### [WHAT THE TASK ASKS]
Your task is to repeat the entries exactly. Leave the pictures out.

### [Dataset records]
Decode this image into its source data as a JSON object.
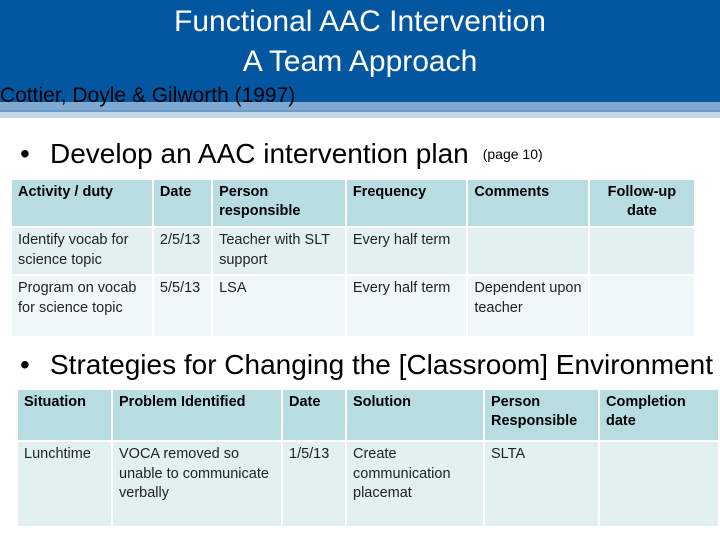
{
  "header": {
    "title_line1": "Functional AAC Intervention",
    "title_line2": "A Team Approach",
    "subtitle": "Cottier, Doyle & Gilworth (1997)",
    "colors": {
      "banner": "#0357A0",
      "stripe": "#7EA9D0",
      "header_cell": "#B7DDE3"
    }
  },
  "section1": {
    "bullet": "•",
    "heading": "Develop an AAC intervention plan",
    "note": "(page 10)",
    "table": {
      "columns": [
        "Activity / duty",
        "Date",
        "Person responsible",
        "Frequency",
        "Comments",
        "Follow-up date"
      ],
      "rows": [
        [
          "Identify vocab for science topic",
          "2/5/13",
          "Teacher with SLT support",
          "Every half term",
          "",
          ""
        ],
        [
          "Program on vocab for science topic",
          "5/5/13",
          "LSA",
          "Every half term",
          "Dependent upon teacher",
          ""
        ]
      ]
    }
  },
  "section2": {
    "bullet": "•",
    "heading": "Strategies for Changing the [Classroom] Environment",
    "table": {
      "columns": [
        "Situation",
        "Problem Identified",
        "Date",
        "Solution",
        "Person Responsible",
        "Completion date"
      ],
      "rows": [
        [
          "Lunchtime",
          "VOCA removed so unable to communicate verbally",
          "1/5/13",
          "Create communication placemat",
          "SLTA",
          ""
        ]
      ]
    }
  }
}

### [RESPONSE]
Decode this image into its source data as a JSON object.
{
  "header": {
    "title_line1": "Functional AAC Intervention",
    "title_line2": "A Team Approach",
    "subtitle": "Cottier, Doyle & Gilworth (1997)",
    "colors": {
      "banner": "#0357A0",
      "stripe": "#7EA9D0",
      "header_cell": "#B7DDE3"
    }
  },
  "section1": {
    "bullet": "•",
    "heading": "Develop an AAC intervention plan",
    "note": "(page 10)",
    "table": {
      "columns": [
        "Activity / duty",
        "Date",
        "Person responsible",
        "Frequency",
        "Comments",
        "Follow-up date"
      ],
      "rows": [
        [
          "Identify vocab for science topic",
          "2/5/13",
          "Teacher with SLT support",
          "Every half term",
          "",
          ""
        ],
        [
          "Program on vocab for science topic",
          "5/5/13",
          "LSA",
          "Every half term",
          "Dependent upon teacher",
          ""
        ]
      ]
    }
  },
  "section2": {
    "bullet": "•",
    "heading": "Strategies for Changing the [Classroom] Environment",
    "table": {
      "columns": [
        "Situation",
        "Problem Identified",
        "Date",
        "Solution",
        "Person Responsible",
        "Completion date"
      ],
      "rows": [
        [
          "Lunchtime",
          "VOCA removed so unable to communicate verbally",
          "1/5/13",
          "Create communication placemat",
          "SLTA",
          ""
        ]
      ]
    }
  }
}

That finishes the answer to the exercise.